ENTRIES PROVIDED:
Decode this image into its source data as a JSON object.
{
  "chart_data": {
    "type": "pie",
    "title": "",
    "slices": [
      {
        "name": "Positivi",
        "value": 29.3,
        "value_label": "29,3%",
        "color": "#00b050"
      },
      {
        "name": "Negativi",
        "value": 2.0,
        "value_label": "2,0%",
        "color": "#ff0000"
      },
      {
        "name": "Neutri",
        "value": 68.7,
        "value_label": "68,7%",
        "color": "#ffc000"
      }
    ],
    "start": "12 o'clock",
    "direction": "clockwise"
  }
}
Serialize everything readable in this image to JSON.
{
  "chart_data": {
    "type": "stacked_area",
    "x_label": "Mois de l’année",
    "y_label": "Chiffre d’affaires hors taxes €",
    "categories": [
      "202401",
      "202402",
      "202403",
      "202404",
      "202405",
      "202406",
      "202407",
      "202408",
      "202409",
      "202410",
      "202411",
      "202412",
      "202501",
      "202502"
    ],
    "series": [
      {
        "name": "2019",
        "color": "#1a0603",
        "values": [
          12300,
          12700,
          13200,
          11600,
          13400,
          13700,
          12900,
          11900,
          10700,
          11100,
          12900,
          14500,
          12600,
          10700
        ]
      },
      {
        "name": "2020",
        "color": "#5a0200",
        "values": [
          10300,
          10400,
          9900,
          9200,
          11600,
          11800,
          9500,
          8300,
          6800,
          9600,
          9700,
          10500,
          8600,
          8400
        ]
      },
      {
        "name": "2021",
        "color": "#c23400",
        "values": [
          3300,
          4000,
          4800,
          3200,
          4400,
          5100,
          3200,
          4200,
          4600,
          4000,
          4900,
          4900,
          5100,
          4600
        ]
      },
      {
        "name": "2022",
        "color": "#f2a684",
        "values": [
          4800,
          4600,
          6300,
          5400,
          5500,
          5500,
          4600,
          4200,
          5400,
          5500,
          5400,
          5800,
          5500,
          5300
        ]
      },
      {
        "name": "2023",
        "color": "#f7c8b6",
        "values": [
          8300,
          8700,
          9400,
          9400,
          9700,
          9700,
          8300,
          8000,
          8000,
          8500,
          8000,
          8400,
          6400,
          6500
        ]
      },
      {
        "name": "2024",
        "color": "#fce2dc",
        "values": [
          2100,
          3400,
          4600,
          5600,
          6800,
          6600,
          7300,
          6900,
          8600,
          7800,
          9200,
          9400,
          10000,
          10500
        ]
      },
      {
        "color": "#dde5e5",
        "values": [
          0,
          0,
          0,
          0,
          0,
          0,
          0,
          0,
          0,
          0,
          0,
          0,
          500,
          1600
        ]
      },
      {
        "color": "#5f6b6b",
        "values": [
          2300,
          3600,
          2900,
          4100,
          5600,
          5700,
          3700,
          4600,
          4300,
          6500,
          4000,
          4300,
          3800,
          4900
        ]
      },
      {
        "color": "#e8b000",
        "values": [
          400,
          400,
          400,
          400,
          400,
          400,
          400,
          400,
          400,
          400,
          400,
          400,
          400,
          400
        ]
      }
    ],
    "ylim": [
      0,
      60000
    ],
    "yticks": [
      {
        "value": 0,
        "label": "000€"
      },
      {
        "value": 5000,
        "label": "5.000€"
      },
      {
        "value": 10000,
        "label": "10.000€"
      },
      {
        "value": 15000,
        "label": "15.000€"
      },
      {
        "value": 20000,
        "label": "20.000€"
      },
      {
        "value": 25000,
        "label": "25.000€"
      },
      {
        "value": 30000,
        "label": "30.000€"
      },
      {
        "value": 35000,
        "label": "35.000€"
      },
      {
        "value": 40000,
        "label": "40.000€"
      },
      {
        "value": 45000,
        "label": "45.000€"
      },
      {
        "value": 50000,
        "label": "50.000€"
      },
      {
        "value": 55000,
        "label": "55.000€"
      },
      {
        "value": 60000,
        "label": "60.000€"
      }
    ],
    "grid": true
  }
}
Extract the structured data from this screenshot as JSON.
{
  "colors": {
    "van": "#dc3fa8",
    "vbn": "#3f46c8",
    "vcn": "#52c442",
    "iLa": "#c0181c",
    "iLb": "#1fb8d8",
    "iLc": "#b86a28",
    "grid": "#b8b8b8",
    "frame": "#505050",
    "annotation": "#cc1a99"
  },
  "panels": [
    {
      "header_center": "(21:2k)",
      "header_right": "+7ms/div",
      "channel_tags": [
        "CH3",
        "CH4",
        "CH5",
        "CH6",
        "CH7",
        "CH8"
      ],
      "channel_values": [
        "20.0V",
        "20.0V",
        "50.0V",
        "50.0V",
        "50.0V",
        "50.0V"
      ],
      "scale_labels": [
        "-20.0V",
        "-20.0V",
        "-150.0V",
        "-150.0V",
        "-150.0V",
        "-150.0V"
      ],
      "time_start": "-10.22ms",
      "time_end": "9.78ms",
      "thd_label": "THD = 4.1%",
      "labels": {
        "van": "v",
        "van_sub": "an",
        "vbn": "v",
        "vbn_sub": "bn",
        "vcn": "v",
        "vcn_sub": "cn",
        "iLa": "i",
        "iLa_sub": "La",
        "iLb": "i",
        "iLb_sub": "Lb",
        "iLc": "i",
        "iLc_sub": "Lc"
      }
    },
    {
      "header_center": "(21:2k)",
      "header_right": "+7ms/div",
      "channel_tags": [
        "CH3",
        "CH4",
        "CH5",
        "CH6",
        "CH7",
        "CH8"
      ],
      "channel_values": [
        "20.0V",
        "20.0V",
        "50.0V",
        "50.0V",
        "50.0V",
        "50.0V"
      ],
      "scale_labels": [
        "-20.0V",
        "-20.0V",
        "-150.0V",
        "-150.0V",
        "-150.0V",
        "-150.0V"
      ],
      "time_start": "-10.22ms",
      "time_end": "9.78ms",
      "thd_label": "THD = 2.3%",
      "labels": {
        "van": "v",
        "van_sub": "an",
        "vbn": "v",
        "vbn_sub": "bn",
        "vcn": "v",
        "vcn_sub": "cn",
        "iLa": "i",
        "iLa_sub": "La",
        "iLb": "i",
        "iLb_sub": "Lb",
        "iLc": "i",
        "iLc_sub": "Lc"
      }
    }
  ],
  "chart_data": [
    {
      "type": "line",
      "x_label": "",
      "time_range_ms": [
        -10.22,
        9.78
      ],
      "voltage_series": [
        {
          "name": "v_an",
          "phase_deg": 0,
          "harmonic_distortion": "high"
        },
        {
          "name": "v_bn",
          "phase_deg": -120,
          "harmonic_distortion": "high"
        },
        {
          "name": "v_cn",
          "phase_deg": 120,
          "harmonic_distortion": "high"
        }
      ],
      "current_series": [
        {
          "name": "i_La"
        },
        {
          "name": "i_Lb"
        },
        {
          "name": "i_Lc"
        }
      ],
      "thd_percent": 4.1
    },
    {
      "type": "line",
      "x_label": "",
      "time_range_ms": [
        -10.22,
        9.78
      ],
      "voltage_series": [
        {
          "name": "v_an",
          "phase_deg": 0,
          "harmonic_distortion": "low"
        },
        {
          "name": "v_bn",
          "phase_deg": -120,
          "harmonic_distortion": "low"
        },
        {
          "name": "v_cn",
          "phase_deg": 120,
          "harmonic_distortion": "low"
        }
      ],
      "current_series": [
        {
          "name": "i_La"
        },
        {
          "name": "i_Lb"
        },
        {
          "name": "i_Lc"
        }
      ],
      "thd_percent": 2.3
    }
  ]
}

AIM: Return the entries in full, keeping every line exactly as it is.

CORRECT ANSWER:
Decode this image into its source data as a JSON object.
{
  "chart_data": {
    "type": "pie",
    "title": "",
    "slices": [
      {
        "name": "Positivi",
        "value": 29.3,
        "value_label": "29,3%",
        "color": "#00b050"
      },
      {
        "name": "Negativi",
        "value": 2.0,
        "value_label": "2,0%",
        "color": "#ff0000"
      },
      {
        "name": "Neutri",
        "value": 68.7,
        "value_label": "68,7%",
        "color": "#ffc000"
      }
    ],
    "start": "12 o'clock",
    "direction": "clockwise"
  }
}
Serialize everything readable in this image to JSON.
{
  "chart_data": {
    "type": "stacked_area",
    "x_label": "Mois de l’année",
    "y_label": "Chiffre d’affaires hors taxes €",
    "categories": [
      "202401",
      "202402",
      "202403",
      "202404",
      "202405",
      "202406",
      "202407",
      "202408",
      "202409",
      "202410",
      "202411",
      "202412",
      "202501",
      "202502"
    ],
    "series": [
      {
        "name": "2019",
        "color": "#1a0603",
        "values": [
          12300,
          12700,
          13200,
          11600,
          13400,
          13700,
          12900,
          11900,
          10700,
          11100,
          12900,
          14500,
          12600,
          10700
        ]
      },
      {
        "name": "2020",
        "color": "#5a0200",
        "values": [
          10300,
          10400,
          9900,
          9200,
          11600,
          11800,
          9500,
          8300,
          6800,
          9600,
          9700,
          10500,
          8600,
          8400
        ]
      },
      {
        "name": "2021",
        "color": "#c23400",
        "values": [
          3300,
          4000,
          4800,
          3200,
          4400,
          5100,
          3200,
          4200,
          4600,
          4000,
          4900,
          4900,
          5100,
          4600
        ]
      },
      {
        "name": "2022",
        "color": "#f2a684",
        "values": [
          4800,
          4600,
          6300,
          5400,
          5500,
          5500,
          4600,
          4200,
          5400,
          5500,
          5400,
          5800,
          5500,
          5300
        ]
      },
      {
        "name": "2023",
        "color": "#f7c8b6",
        "values": [
          8300,
          8700,
          9400,
          9400,
          9700,
          9700,
          8300,
          8000,
          8000,
          8500,
          8000,
          8400,
          6400,
          6500
        ]
      },
      {
        "name": "2024",
        "color": "#fce2dc",
        "values": [
          2100,
          3400,
          4600,
          5600,
          6800,
          6600,
          7300,
          6900,
          8600,
          7800,
          9200,
          9400,
          10000,
          10500
        ]
      },
      {
        "color": "#dde5e5",
        "values": [
          0,
          0,
          0,
          0,
          0,
          0,
          0,
          0,
          0,
          0,
          0,
          0,
          500,
          1600
        ]
      },
      {
        "color": "#5f6b6b",
        "values": [
          2300,
          3600,
          2900,
          4100,
          5600,
          5700,
          3700,
          4600,
          4300,
          6500,
          4000,
          4300,
          3800,
          4900
        ]
      },
      {
        "color": "#e8b000",
        "values": [
          400,
          400,
          400,
          400,
          400,
          400,
          400,
          400,
          400,
          400,
          400,
          400,
          400,
          400
        ]
      }
    ],
    "ylim": [
      0,
      60000
    ],
    "yticks": [
      {
        "value": 0,
        "label": "000€"
      },
      {
        "value": 5000,
        "label": "5.000€"
      },
      {
        "value": 10000,
        "label": "10.000€"
      },
      {
        "value": 15000,
        "label": "15.000€"
      },
      {
        "value": 20000,
        "label": "20.000€"
      },
      {
        "value": 25000,
        "label": "25.000€"
      },
      {
        "value": 30000,
        "label": "30.000€"
      },
      {
        "value": 35000,
        "label": "35.000€"
      },
      {
        "value": 40000,
        "label": "40.000€"
      },
      {
        "value": 45000,
        "label": "45.000€"
      },
      {
        "value": 50000,
        "label": "50.000€"
      },
      {
        "value": 55000,
        "label": "55.000€"
      },
      {
        "value": 60000,
        "label": "60.000€"
      }
    ],
    "grid": true
  }
}
Extract the structured data from this screenshot as JSON.
{
  "colors": {
    "van": "#dc3fa8",
    "vbn": "#3f46c8",
    "vcn": "#52c442",
    "iLa": "#c0181c",
    "iLb": "#1fb8d8",
    "iLc": "#b86a28",
    "grid": "#b8b8b8",
    "frame": "#505050",
    "annotation": "#cc1a99"
  },
  "panels": [
    {
      "header_center": "(21:2k)",
      "header_right": "+7ms/div",
      "channel_tags": [
        "CH3",
        "CH4",
        "CH5",
        "CH6",
        "CH7",
        "CH8"
      ],
      "channel_values": [
        "20.0V",
        "20.0V",
        "50.0V",
        "50.0V",
        "50.0V",
        "50.0V"
      ],
      "scale_labels": [
        "-20.0V",
        "-20.0V",
        "-150.0V",
        "-150.0V",
        "-150.0V",
        "-150.0V"
      ],
      "time_start": "-10.22ms",
      "time_end": "9.78ms",
      "thd_label": "THD = 4.1%",
      "labels": {
        "van": "v",
        "van_sub": "an",
        "vbn": "v",
        "vbn_sub": "bn",
        "vcn": "v",
        "vcn_sub": "cn",
        "iLa": "i",
        "iLa_sub": "La",
        "iLb": "i",
        "iLb_sub": "Lb",
        "iLc": "i",
        "iLc_sub": "Lc"
      }
    },
    {
      "header_center": "(21:2k)",
      "header_right": "+7ms/div",
      "channel_tags": [
        "CH3",
        "CH4",
        "CH5",
        "CH6",
        "CH7",
        "CH8"
      ],
      "channel_values": [
        "20.0V",
        "20.0V",
        "50.0V",
        "50.0V",
        "50.0V",
        "50.0V"
      ],
      "scale_labels": [
        "-20.0V",
        "-20.0V",
        "-150.0V",
        "-150.0V",
        "-150.0V",
        "-150.0V"
      ],
      "time_start": "-10.22ms",
      "time_end": "9.78ms",
      "thd_label": "THD = 2.3%",
      "labels": {
        "van": "v",
        "van_sub": "an",
        "vbn": "v",
        "vbn_sub": "bn",
        "vcn": "v",
        "vcn_sub": "cn",
        "iLa": "i",
        "iLa_sub": "La",
        "iLb": "i",
        "iLb_sub": "Lb",
        "iLc": "i",
        "iLc_sub": "Lc"
      }
    }
  ],
  "chart_data": [
    {
      "type": "line",
      "x_label": "",
      "time_range_ms": [
        -10.22,
        9.78
      ],
      "voltage_series": [
        {
          "name": "v_an",
          "phase_deg": 0,
          "harmonic_distortion": "high"
        },
        {
          "name": "v_bn",
          "phase_deg": -120,
          "harmonic_distortion": "high"
        },
        {
          "name": "v_cn",
          "phase_deg": 120,
          "harmonic_distortion": "high"
        }
      ],
      "current_series": [
        {
          "name": "i_La"
        },
        {
          "name": "i_Lb"
        },
        {
          "name": "i_Lc"
        }
      ],
      "thd_percent": 4.1
    },
    {
      "type": "line",
      "x_label": "",
      "time_range_ms": [
        -10.22,
        9.78
      ],
      "voltage_series": [
        {
          "name": "v_an",
          "phase_deg": 0,
          "harmonic_distortion": "low"
        },
        {
          "name": "v_bn",
          "phase_deg": -120,
          "harmonic_distortion": "low"
        },
        {
          "name": "v_cn",
          "phase_deg": 120,
          "harmonic_distortion": "low"
        }
      ],
      "current_series": [
        {
          "name": "i_La"
        },
        {
          "name": "i_Lb"
        },
        {
          "name": "i_Lc"
        }
      ],
      "thd_percent": 2.3
    }
  ]
}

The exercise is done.